--- Set problem ---
Go over the entries below line by line, copying each one that contains the word "Thời".

--- Records ---
■ ■ ■ ■
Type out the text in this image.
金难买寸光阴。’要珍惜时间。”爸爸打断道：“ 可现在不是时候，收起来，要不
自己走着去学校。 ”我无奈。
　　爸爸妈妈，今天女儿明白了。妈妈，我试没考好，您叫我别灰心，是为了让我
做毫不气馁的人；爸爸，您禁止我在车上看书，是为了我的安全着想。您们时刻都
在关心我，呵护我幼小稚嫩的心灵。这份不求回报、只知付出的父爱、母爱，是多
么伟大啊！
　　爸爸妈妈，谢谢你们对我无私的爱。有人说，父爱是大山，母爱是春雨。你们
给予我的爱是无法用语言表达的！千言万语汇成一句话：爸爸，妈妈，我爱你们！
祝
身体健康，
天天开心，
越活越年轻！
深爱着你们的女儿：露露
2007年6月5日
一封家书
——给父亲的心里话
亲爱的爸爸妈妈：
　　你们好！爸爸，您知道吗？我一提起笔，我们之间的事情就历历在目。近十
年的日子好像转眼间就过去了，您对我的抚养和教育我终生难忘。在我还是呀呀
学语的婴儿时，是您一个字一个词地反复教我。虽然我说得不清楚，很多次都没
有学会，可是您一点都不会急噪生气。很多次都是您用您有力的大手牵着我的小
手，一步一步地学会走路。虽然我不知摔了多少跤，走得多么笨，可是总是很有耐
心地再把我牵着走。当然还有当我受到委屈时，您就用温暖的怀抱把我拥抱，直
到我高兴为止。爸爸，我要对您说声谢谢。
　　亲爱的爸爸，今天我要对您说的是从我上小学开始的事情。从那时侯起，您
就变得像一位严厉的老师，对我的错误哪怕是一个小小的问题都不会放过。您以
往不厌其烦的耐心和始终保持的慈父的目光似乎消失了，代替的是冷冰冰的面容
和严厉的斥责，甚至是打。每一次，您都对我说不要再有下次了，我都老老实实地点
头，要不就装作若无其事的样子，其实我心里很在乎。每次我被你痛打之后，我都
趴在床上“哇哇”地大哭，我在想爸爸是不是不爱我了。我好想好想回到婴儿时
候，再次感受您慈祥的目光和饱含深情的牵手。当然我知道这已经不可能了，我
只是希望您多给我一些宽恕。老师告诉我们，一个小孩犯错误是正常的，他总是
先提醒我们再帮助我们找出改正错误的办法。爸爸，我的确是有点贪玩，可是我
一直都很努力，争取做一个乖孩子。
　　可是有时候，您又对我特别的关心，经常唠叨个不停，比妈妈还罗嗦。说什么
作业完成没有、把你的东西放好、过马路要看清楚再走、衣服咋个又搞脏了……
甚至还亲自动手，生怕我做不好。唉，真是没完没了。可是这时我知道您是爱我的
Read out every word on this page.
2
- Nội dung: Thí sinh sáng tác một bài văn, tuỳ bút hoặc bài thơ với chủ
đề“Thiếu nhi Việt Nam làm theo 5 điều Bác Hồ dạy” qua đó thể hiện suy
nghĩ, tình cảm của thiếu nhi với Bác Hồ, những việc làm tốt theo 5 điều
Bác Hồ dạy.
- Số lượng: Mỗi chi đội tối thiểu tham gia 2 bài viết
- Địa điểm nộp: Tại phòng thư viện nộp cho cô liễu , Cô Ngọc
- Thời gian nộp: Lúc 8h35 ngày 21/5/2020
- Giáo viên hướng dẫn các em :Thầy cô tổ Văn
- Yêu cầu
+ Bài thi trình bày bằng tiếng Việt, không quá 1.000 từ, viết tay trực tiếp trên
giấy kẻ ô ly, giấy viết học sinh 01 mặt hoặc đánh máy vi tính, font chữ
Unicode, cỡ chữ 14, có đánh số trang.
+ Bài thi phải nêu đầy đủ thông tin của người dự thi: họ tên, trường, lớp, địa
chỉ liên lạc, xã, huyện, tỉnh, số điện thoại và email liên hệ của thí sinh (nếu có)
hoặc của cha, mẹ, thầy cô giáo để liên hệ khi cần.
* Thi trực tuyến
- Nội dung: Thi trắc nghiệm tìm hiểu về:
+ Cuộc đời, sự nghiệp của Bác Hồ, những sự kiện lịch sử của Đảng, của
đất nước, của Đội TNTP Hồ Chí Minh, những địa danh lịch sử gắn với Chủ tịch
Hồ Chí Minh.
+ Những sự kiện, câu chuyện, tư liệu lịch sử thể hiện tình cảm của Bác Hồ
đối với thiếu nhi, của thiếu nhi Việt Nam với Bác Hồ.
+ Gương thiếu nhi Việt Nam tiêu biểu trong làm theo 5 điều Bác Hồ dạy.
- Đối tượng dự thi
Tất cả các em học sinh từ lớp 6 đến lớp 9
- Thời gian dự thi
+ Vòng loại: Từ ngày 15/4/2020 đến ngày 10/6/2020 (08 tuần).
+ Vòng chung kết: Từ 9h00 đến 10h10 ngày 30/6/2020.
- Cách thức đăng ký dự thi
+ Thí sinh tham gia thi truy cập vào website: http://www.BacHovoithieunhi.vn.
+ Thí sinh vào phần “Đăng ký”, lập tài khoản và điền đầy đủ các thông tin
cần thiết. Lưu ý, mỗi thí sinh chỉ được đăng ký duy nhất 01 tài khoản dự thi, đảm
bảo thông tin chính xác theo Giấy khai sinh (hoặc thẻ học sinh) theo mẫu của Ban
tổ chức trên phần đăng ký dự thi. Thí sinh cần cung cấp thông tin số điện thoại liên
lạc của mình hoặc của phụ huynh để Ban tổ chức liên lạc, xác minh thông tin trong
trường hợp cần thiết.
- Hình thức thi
■ ■ ■ ■
--- Response below ---
- Thời gian nộp: Lúc 8h35 ngày 21/5/2020
- Thời gian dự thi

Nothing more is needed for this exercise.